Pictures aside, repeat every entry exactly.

## BEGIN Data shown

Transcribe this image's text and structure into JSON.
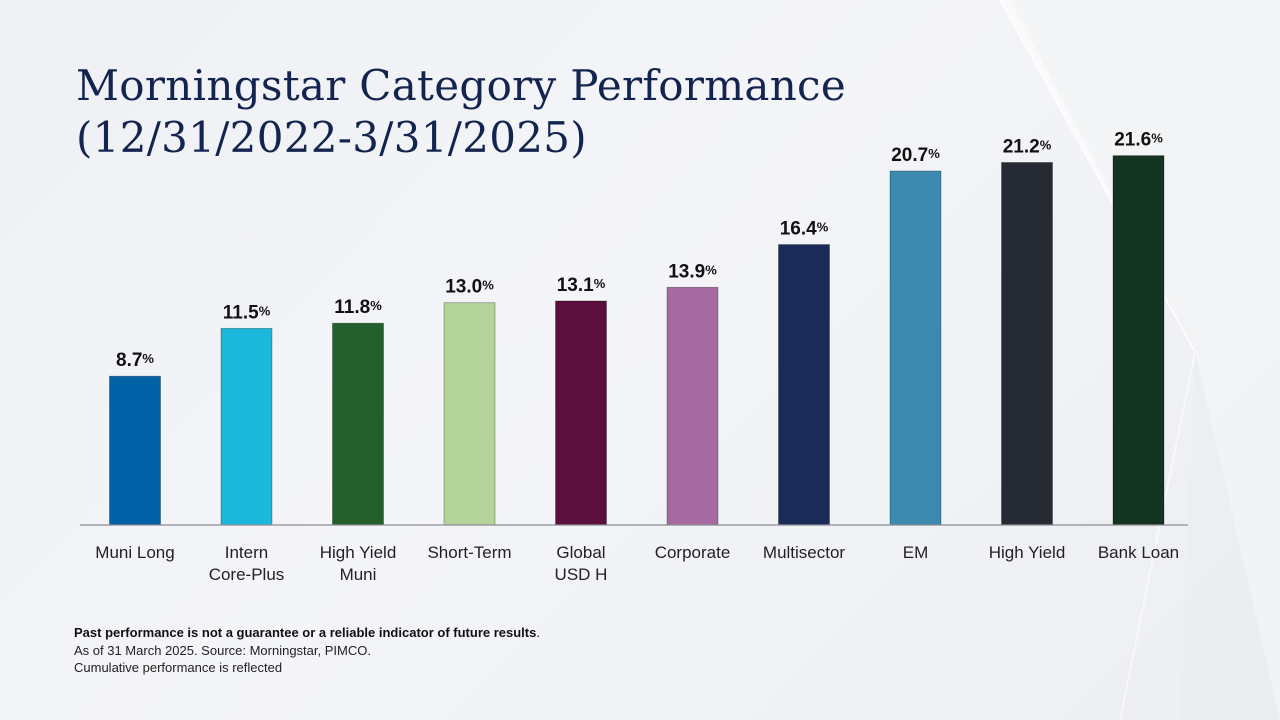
{
  "slide": {
    "title_line1": "Morningstar Category Performance",
    "title_line2": "(12/31/2022-3/31/2025)"
  },
  "chart_data": {
    "type": "bar",
    "title": "",
    "xlabel": "",
    "ylabel": "",
    "value_suffix": "%",
    "ylim": [
      0,
      25
    ],
    "grid": false,
    "legend": "none",
    "categories": [
      [
        "Muni  Long"
      ],
      [
        "Intern",
        "Core-Plus"
      ],
      [
        "High Yield",
        "Muni"
      ],
      [
        "Short-Term"
      ],
      [
        "Global",
        "USD H"
      ],
      [
        "Corporate"
      ],
      [
        "Multisector"
      ],
      [
        "EM"
      ],
      [
        "High Yield"
      ],
      [
        "Bank Loan"
      ]
    ],
    "values": [
      8.7,
      11.5,
      11.8,
      13.0,
      13.1,
      13.9,
      16.4,
      20.7,
      21.2,
      21.6
    ],
    "value_labels": [
      "8.7",
      "11.5",
      "11.8",
      "13.0",
      "13.1",
      "13.9",
      "16.4",
      "20.7",
      "21.2",
      "21.6"
    ],
    "colors": [
      "#0061a7",
      "#1bb8dc",
      "#235e2d",
      "#b5d49c",
      "#5a0f3d",
      "#a76aa0",
      "#1a2b57",
      "#3c8ab0",
      "#262a33",
      "#133420"
    ]
  },
  "footnotes": {
    "disclaimer": "Past performance is not a guarantee or a reliable indicator of future results",
    "disclaimer_end": ".",
    "source": "As of 31 March 2025. Source: Morningstar, PIMCO.",
    "note": "Cumulative performance is reflected"
  }
}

## END Data shown

• Correct result
Transcribe this image's text and structure into JSON.
{
  "slide": {
    "title_line1": "Morningstar Category Performance",
    "title_line2": "(12/31/2022-3/31/2025)"
  },
  "chart_data": {
    "type": "bar",
    "title": "",
    "xlabel": "",
    "ylabel": "",
    "value_suffix": "%",
    "ylim": [
      0,
      25
    ],
    "grid": false,
    "legend": "none",
    "categories": [
      [
        "Muni  Long"
      ],
      [
        "Intern",
        "Core-Plus"
      ],
      [
        "High Yield",
        "Muni"
      ],
      [
        "Short-Term"
      ],
      [
        "Global",
        "USD H"
      ],
      [
        "Corporate"
      ],
      [
        "Multisector"
      ],
      [
        "EM"
      ],
      [
        "High Yield"
      ],
      [
        "Bank Loan"
      ]
    ],
    "values": [
      8.7,
      11.5,
      11.8,
      13.0,
      13.1,
      13.9,
      16.4,
      20.7,
      21.2,
      21.6
    ],
    "value_labels": [
      "8.7",
      "11.5",
      "11.8",
      "13.0",
      "13.1",
      "13.9",
      "16.4",
      "20.7",
      "21.2",
      "21.6"
    ],
    "colors": [
      "#0061a7",
      "#1bb8dc",
      "#235e2d",
      "#b5d49c",
      "#5a0f3d",
      "#a76aa0",
      "#1a2b57",
      "#3c8ab0",
      "#262a33",
      "#133420"
    ]
  },
  "footnotes": {
    "disclaimer": "Past performance is not a guarantee or a reliable indicator of future results",
    "disclaimer_end": ".",
    "source": "As of 31 March 2025. Source: Morningstar, PIMCO.",
    "note": "Cumulative performance is reflected"
  }
}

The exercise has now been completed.